## EXERCISE INSTRUCTIONS
Sort through the data and copy the lines holding the word "manufacturer".

== DATA FOR THE TASK ==

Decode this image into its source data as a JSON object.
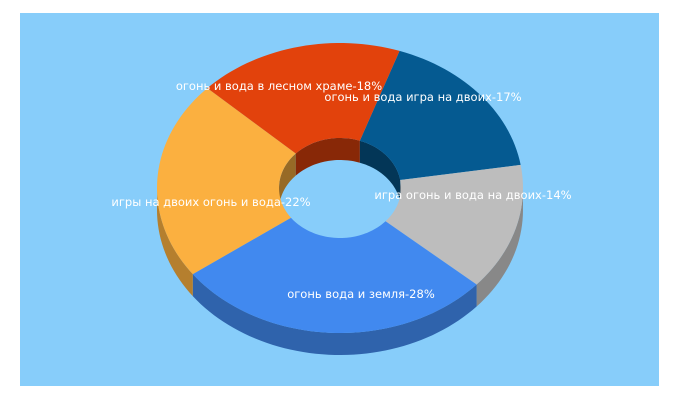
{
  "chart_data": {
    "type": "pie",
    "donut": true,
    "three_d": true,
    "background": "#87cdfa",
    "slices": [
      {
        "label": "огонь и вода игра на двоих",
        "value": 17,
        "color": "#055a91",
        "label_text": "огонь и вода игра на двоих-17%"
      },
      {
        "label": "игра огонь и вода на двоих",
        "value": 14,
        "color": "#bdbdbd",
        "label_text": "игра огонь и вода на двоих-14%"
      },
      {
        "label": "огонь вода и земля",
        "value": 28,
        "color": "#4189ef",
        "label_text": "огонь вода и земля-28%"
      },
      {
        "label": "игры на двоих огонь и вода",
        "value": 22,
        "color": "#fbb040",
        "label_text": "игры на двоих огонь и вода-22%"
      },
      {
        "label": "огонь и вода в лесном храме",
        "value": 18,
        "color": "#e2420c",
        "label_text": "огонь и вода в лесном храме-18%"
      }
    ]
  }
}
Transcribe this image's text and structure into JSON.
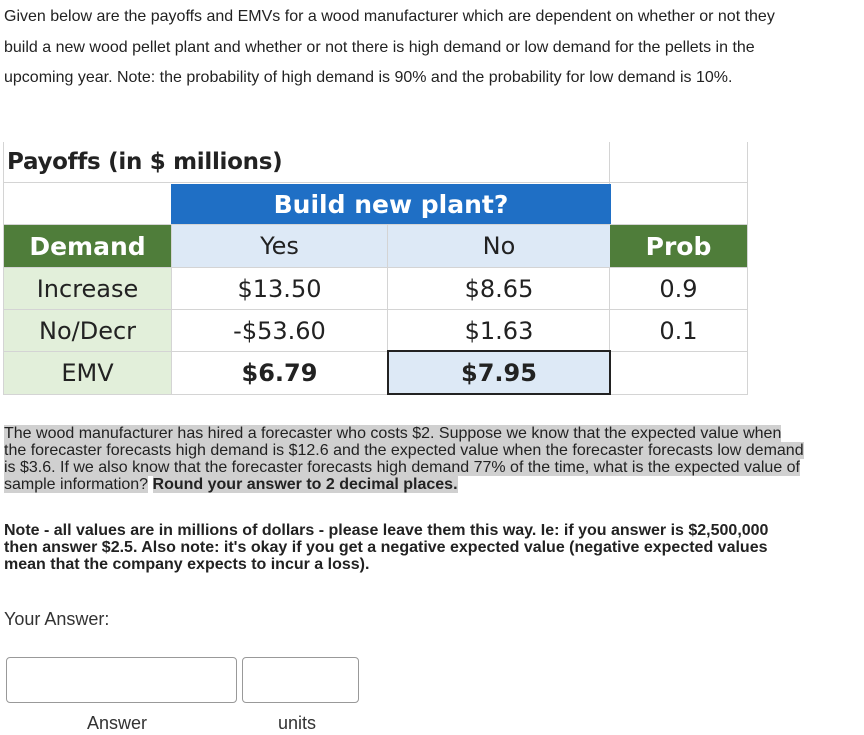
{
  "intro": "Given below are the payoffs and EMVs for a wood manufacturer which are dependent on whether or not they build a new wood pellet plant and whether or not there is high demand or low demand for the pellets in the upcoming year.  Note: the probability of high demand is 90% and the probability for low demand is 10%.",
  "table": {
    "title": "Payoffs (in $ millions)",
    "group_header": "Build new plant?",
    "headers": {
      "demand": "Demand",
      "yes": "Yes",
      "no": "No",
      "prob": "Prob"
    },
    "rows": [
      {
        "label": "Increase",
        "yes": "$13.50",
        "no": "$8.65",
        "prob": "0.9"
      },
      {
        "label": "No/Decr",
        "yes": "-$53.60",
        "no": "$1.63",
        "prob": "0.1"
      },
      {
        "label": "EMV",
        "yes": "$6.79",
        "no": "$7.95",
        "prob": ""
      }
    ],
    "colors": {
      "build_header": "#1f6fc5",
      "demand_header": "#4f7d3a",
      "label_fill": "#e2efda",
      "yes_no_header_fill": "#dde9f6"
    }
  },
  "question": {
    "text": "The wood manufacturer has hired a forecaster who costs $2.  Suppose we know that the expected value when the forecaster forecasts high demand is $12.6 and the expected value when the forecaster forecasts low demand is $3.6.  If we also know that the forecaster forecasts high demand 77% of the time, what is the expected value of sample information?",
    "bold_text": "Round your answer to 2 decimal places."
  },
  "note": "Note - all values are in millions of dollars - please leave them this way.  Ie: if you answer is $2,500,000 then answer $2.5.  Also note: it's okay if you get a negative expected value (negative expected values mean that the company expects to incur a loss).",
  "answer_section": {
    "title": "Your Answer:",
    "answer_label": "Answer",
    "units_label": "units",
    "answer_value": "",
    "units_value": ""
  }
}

===
== DATA FOR THE TASK ==

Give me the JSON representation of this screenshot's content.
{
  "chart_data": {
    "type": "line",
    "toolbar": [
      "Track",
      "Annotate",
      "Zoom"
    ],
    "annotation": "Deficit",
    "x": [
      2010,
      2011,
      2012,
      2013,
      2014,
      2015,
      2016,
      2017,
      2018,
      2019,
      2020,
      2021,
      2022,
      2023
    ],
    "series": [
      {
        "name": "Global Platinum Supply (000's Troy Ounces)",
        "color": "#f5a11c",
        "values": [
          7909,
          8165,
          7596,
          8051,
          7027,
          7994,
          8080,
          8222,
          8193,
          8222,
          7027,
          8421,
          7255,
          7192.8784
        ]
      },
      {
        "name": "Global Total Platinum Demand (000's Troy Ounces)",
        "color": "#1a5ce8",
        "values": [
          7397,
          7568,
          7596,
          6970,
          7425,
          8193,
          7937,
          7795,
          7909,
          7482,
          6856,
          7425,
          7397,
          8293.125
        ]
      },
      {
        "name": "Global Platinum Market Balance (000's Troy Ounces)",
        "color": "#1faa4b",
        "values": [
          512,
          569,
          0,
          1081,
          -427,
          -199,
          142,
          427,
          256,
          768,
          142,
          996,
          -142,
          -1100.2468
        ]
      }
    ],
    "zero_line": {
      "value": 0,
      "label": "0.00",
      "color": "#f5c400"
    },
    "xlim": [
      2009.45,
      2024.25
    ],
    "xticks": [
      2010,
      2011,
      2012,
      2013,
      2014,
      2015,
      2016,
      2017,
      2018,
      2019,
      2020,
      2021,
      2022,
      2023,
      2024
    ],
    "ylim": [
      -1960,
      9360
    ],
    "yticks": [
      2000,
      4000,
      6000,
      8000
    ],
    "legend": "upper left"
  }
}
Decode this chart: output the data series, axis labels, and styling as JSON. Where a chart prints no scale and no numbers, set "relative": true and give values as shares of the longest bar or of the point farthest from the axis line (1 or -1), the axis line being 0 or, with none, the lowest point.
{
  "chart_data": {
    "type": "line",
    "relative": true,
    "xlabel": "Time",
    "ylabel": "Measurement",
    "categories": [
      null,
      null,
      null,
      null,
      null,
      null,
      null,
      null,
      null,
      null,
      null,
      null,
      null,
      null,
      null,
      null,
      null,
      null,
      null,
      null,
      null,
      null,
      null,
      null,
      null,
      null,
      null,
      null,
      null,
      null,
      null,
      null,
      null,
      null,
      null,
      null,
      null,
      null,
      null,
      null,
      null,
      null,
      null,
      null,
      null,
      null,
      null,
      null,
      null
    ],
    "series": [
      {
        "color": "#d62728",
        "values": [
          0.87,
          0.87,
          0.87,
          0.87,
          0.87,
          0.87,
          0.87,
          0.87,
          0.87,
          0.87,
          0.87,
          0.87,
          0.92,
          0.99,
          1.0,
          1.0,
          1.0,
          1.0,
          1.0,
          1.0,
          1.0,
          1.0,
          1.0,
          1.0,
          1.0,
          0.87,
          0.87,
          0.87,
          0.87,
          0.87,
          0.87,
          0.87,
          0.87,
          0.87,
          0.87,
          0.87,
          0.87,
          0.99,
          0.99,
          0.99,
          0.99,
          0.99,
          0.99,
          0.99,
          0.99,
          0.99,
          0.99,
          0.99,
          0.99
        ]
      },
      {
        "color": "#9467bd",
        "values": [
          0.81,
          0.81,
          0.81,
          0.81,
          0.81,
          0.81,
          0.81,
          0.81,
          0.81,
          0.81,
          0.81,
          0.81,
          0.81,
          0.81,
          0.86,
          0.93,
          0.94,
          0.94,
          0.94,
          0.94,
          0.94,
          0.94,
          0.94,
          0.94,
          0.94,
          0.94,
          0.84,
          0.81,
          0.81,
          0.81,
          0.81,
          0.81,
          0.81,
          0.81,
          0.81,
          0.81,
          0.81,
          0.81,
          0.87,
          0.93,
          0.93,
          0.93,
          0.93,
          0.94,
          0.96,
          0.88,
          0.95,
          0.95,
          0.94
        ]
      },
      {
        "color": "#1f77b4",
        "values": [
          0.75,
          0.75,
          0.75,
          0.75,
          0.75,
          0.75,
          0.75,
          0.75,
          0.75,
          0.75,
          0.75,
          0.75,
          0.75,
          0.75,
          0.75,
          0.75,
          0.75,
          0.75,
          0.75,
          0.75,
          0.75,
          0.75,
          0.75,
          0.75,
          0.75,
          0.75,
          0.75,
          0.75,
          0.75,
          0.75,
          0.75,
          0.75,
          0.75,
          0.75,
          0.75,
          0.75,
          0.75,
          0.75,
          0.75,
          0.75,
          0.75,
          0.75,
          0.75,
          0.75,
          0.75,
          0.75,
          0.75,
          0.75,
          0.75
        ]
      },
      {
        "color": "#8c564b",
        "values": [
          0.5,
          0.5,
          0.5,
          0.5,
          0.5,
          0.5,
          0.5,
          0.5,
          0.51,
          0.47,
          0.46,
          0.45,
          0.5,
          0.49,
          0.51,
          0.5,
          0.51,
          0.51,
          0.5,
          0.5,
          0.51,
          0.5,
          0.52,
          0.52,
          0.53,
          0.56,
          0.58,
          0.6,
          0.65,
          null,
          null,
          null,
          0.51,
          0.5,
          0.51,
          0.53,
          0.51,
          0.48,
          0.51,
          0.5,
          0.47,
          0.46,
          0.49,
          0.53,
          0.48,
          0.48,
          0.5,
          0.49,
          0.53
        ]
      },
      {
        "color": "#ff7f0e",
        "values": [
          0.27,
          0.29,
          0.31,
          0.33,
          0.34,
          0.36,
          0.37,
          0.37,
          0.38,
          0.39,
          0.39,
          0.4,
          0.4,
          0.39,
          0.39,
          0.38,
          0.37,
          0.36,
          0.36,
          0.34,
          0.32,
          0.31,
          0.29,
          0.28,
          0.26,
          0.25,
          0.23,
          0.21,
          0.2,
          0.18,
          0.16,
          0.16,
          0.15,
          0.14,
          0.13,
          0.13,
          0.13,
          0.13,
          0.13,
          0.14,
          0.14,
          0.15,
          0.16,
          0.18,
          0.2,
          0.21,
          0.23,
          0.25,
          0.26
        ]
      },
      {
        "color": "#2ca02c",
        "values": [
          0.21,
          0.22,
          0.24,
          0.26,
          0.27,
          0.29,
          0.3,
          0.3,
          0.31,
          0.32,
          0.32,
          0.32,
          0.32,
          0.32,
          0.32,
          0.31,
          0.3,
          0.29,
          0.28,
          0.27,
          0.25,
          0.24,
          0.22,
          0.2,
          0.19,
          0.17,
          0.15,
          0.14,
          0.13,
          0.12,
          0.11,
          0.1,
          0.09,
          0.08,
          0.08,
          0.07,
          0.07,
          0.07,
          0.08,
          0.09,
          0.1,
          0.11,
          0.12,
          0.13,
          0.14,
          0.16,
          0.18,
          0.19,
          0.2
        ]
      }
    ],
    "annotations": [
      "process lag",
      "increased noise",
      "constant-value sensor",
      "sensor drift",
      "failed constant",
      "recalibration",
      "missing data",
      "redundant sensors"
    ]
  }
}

===

## RIGHT ANSWER
  "intro": "Given below are the payoffs and EMVs for a wood manufacturer which are dependent on whether or not they build a new wood pellet plant and whether or not there is high demand or low demand for the pellets in the upcoming year.  Note: the probability of high demand is 90% and the probability for low demand is 10%.",
    "text": "The wood manufacturer has hired a forecaster who costs $2.  Suppose we know that the expected value when the forecaster forecasts high demand is $12.6 and the expected value when the forecaster forecasts low demand is $3.6.  If we also know that the forecaster forecasts high demand 77% of the time, what is the expected value of sample information?",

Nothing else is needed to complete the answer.